En azından son 5.000 yıldır, insan toplulukları ve uygarlıklar hayatta kalabilmek için kasıtlı olarak suyu düzenlediler.Geçenlerde BBC'de bir haber okuduk. Antik Çağın Orta Doğu'daki en güçlü imparatorluklarından Hititlerin çöküş nedenini inceleyen yeni bir araştırma, 500 yıllık saltanatın sonunun gelmesinde olağan dışı kuraklığın etkisine ışık tutuyordu.

Suyun barajlar ve borular yoluyla 'kontrol edildiği' ve günün her saati güvenli ve kullanılabilir hale getirildiği çoğu yerde, biz onu sorgulamadan kabul etmeye başladık. Ve güvenli suya erişim veya aşırı hava olaylarına maruz kalma ile ilgili endişeler dile getirildiğinde, bunlar genellikle göz ardı edilir veya düşük öncelikli olarak ele alınır.

Bu ilgisizlik artık savunulabilir değil. Su kaynaklı felaketlerle ilgili adaletsizlikler artıyor ve küresel su döngüsünün kendisi değişiyor. İnsanoğlunun tatlı su kullanımı, temiz su kapasitesini aşarak herkes ve gezegenin ekosistemleri için büyük riskler oluşturuyor. Sulama için küresel su tüketiminin yaklaşık yüzde 20'si artık yeraltı su kaynaklarının aşırı kullanımından ve dünya gıda ticaretinin yaklaşık yüzde 10'u yenilenemeyen yeraltı sularından geliyor.

İklim değişikliği bu zorlukları artırıyor. Küresel ısınma, sıcaklıklar yükseldikçe ve bağıl hava nemindeki düşüşle birlikte gıda için su gereksinimleri arttıkça suya olan talebi artırıyor.

Bugün başlayacak olan BM 2023 Su Konferansı - neredeyse yarım asırdır bu türden ilk toplantı - su ve su döngüsü ile ilişkimizde bir dönüm noktası olmalı. Yalnızca suyla ilişkimizi temelden yeniden inceleyerek, birçok kullanımını yeniden değerlendirerek ve onu yerel ve küresel bir ortak fayda olarak ele alarak güvenli ve adil bir geleceğe ulaşabiliriz.

* **Sağlanan kayıtlar**:
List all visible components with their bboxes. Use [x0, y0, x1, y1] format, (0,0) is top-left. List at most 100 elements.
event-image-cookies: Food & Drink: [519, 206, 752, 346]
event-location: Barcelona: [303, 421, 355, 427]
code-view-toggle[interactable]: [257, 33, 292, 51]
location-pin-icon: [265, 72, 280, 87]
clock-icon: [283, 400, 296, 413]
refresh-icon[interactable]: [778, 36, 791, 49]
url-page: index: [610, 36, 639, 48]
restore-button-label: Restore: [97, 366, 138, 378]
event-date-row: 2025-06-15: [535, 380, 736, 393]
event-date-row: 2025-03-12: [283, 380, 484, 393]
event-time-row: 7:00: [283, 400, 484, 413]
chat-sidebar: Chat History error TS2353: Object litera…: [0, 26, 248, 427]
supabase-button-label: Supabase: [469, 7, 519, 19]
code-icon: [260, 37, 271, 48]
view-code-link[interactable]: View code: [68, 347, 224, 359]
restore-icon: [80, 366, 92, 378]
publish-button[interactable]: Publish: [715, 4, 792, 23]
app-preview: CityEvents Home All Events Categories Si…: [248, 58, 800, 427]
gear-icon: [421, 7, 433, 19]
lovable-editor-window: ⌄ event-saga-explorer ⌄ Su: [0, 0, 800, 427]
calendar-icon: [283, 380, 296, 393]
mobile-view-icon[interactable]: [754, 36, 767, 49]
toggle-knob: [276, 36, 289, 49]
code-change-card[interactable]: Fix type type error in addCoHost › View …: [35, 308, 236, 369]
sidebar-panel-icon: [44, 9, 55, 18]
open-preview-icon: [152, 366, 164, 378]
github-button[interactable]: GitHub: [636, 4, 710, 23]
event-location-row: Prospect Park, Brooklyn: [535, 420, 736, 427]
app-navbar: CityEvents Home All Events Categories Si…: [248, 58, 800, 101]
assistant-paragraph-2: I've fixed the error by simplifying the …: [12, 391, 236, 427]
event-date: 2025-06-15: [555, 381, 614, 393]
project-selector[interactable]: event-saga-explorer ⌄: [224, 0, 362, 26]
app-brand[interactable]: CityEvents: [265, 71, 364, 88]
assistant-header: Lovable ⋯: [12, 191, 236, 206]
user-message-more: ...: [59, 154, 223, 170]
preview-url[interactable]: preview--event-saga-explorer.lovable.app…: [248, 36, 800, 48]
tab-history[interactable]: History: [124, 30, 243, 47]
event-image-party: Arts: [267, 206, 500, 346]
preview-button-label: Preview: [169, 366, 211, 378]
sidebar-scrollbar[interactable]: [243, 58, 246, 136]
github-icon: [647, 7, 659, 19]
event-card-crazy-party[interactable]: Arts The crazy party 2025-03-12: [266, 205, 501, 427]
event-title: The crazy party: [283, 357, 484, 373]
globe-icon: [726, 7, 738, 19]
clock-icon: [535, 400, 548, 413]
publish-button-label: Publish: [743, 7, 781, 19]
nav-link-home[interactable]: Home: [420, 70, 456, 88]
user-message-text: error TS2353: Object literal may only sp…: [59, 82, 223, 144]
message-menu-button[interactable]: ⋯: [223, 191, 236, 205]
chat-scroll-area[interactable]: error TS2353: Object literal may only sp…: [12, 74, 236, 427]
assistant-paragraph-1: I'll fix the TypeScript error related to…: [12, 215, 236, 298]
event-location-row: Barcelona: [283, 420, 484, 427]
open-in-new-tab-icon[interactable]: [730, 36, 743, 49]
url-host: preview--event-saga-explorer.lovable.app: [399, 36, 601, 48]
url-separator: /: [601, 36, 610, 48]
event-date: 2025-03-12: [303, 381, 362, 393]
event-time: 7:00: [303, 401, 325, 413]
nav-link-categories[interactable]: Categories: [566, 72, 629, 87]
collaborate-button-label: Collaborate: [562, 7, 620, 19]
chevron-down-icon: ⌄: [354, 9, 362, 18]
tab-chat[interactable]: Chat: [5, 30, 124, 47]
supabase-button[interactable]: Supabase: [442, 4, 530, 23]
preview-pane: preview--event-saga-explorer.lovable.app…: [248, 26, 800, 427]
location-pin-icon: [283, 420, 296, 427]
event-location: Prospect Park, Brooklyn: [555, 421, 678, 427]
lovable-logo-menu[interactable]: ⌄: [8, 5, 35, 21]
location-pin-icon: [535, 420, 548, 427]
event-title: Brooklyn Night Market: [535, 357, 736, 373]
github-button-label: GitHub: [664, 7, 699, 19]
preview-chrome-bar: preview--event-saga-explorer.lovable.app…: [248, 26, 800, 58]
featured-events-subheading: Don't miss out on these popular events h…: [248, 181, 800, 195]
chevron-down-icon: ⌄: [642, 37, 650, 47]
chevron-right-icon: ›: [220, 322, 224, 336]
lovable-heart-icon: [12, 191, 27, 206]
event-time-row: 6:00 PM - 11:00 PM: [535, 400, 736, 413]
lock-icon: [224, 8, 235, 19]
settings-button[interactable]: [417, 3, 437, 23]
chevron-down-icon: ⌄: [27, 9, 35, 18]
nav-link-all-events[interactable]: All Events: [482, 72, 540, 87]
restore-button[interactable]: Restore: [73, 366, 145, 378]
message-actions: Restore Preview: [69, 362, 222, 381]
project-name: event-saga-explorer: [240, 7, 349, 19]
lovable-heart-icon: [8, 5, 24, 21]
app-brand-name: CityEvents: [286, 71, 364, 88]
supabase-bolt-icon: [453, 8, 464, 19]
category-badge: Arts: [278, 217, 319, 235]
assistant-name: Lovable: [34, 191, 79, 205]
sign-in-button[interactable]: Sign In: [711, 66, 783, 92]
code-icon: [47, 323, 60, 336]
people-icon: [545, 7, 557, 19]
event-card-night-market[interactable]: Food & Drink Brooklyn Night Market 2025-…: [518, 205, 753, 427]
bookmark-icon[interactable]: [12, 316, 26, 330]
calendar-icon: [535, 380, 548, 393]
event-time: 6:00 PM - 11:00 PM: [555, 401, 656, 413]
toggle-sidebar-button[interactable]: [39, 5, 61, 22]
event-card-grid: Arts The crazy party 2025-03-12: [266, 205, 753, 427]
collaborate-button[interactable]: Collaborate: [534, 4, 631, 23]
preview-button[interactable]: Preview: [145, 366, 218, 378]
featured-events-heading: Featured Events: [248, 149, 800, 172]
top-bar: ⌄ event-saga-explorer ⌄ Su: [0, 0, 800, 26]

* **Verilen talimat 1**: Su konulu metinde "Suyun barajlar ve" ile başlayıp "olarak ele alınır." ifadesine kadar süren bölümü birebir yineler misin?
* **Verilen talimat 2**: Suyla ilişkimizi ele alan metne kaldığı yerden devam eder misin?

* **Yanıt 1**:
Suyun barajlar ve borular yoluyla 'kontrol edildiği' ve günün her saati güvenli ve kullanılabilir hale getirildiği çoğu yerde, biz onu sorgulamadan kabul etmeye başladık. Ve güvenli suya erişim veya aşırı hava olaylarına maruz kalma ile ilgili endişeler dile getirildiğinde, bunlar genellikle göz ardı edilir veya düşük öncelikli olarak ele alınır.

* **Yanıt 2**:
Tüm su döngüsünü ve bunun biyoçeşitlilik, iklim, insan refahı ve ekosistem sağlığı ile nasıl bağlantılı olduğunu - sosyoekonomik ve ekolojik refahın tüm kilit faktörleri - dikkate almalıyız. Bu, 'noktaları birleştirmek' ve su ile gıda, su ile enerji ve su ile çevre arasında dayanıklı ilişkileri desteklemek anlamına gelir. Su ve su döngüsü küresel ortak mallar olarak yönetilmelidir. Su krizlerinin süregelen çoğalışı sistem yaklaşımına dayalı yeni bir ekonomik çerçeveyi gerektiriyor.

Şimdi bir kez daha Miktad Kadıoğlu Hocaya kulak verme zamanıdır: İTÜ Afet Yönetimi Enstitüsü Müdürü Prof. Dr. Mikdat Kadıoğlu, iklim değişikliğinin sel ve kuraklık olaylarının görülme sıklığı, şiddeti ve süresini artırdığını söylüyor:

'Dünya var olduğundan beri sel olayları ve kuraklık hep vardı. İklim değişikliği sel ve kuraklık olaylarının sayısını, süresini ve şiddetini artırıyor. Sel ve kuraklık birbiriyle kardeş. Birisi yağışın azlığı, birisi fazlalığı. Bu sene Türkiye kuraklıkla uğraşıyor, bir yandan da seller oluyor. İklim değişikliğiyle ne kadar mücadele edersek afetlerle de mücadele etmiş oluyoruz. İklim değişikliği ve afetlerle mücadele etmek istiyorsanız sonuçta fosil yakıt kullanımına dikkat etmek zorundasınız.'

Gazetecinin işi yazmak, dikkat çekmek. Keşke elimizden daha fazlası gelse.